• LISTED ENTRIES
□ □ □ □ □

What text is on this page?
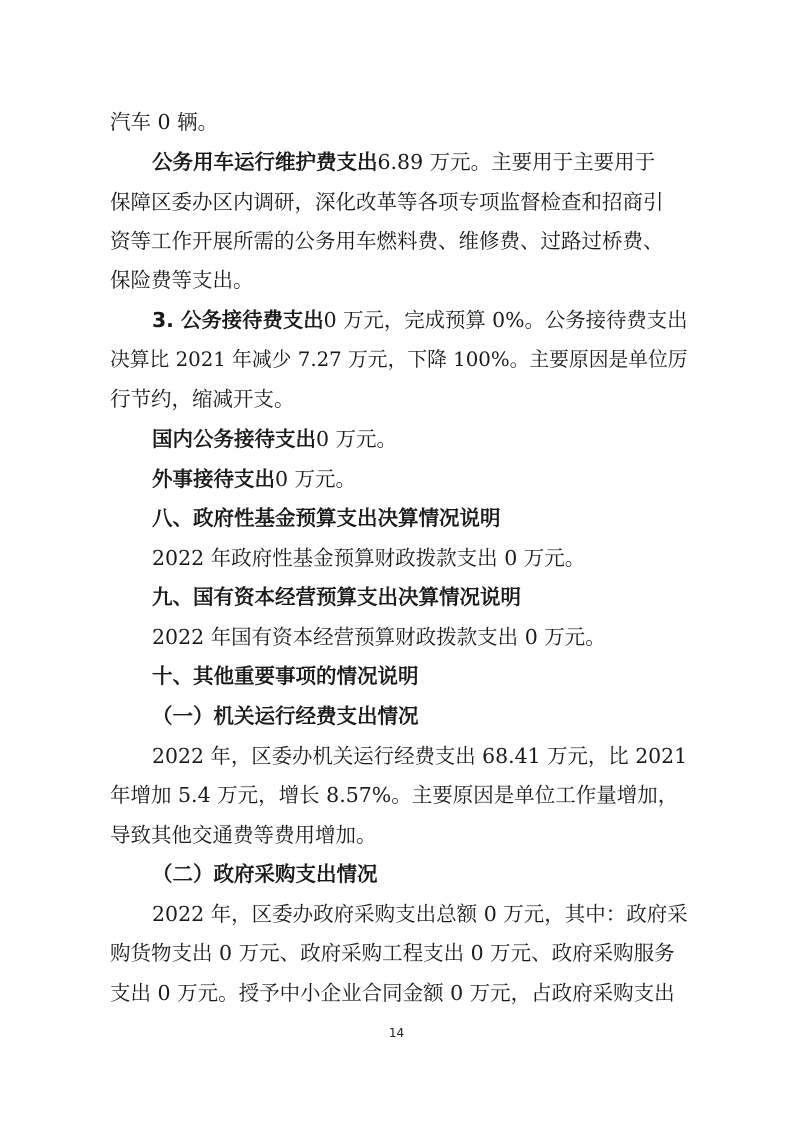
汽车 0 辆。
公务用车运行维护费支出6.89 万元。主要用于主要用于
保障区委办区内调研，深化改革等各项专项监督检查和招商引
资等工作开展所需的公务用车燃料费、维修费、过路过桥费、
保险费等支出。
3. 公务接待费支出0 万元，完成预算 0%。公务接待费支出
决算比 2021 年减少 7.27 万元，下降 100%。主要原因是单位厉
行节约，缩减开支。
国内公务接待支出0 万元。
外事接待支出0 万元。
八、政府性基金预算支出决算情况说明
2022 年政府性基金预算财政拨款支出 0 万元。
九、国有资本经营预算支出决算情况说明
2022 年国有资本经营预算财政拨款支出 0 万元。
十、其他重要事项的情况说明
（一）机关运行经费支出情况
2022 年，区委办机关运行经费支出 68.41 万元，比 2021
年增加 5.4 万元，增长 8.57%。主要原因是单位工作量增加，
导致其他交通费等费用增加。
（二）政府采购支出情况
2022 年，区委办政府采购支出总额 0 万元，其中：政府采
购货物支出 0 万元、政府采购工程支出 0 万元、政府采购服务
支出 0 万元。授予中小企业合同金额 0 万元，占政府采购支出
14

□ □ □ □ □

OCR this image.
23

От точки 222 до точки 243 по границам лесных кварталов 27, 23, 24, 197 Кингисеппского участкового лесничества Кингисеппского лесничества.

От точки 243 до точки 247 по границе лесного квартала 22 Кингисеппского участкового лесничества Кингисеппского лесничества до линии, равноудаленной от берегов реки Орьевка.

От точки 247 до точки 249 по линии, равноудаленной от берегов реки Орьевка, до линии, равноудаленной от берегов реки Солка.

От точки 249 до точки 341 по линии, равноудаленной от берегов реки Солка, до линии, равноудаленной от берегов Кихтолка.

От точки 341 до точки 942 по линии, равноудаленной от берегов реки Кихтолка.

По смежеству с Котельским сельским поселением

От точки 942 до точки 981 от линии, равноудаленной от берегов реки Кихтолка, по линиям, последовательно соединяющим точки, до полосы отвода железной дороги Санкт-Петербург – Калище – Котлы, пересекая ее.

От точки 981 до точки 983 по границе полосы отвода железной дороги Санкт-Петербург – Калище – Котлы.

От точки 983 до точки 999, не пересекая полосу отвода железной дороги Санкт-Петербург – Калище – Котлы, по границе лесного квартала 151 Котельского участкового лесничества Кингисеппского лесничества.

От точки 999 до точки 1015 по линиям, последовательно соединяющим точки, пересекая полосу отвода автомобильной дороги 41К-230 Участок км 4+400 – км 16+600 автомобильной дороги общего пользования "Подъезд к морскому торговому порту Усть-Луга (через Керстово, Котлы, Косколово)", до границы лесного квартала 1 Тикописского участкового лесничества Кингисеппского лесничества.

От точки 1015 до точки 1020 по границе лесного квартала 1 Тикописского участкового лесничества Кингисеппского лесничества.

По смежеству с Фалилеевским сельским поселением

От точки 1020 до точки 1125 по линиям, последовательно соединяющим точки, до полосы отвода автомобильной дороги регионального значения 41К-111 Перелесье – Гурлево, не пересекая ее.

□ □ □ □ □

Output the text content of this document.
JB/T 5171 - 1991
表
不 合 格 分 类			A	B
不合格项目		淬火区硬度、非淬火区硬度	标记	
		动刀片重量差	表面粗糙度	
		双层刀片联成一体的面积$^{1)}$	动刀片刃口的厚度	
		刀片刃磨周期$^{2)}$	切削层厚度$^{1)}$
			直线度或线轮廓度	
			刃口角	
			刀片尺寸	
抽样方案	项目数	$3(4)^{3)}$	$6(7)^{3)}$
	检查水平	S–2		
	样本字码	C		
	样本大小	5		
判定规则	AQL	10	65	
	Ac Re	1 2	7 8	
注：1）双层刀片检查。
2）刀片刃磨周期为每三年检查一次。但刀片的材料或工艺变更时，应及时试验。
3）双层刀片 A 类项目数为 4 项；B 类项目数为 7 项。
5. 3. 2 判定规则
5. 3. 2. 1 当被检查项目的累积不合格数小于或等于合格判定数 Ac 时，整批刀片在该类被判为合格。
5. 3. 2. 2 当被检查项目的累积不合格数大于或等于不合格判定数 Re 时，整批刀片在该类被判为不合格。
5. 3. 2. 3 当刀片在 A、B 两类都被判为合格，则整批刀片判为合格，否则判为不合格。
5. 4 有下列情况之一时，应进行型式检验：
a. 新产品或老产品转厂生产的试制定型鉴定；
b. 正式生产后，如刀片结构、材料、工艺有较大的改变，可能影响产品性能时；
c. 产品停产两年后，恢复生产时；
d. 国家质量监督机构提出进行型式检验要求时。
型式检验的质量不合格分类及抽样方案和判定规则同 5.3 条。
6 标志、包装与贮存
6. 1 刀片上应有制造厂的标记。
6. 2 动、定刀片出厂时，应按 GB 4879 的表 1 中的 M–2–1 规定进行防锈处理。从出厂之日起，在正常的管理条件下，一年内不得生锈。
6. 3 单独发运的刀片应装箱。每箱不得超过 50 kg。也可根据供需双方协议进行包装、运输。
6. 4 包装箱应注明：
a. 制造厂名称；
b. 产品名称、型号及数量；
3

□ □ □ □ □

Copy each line of the records that contains the word "смежеству".

По смежеству с Котельским сельским поселением
По смежеству с Фалилеевским сельским поселением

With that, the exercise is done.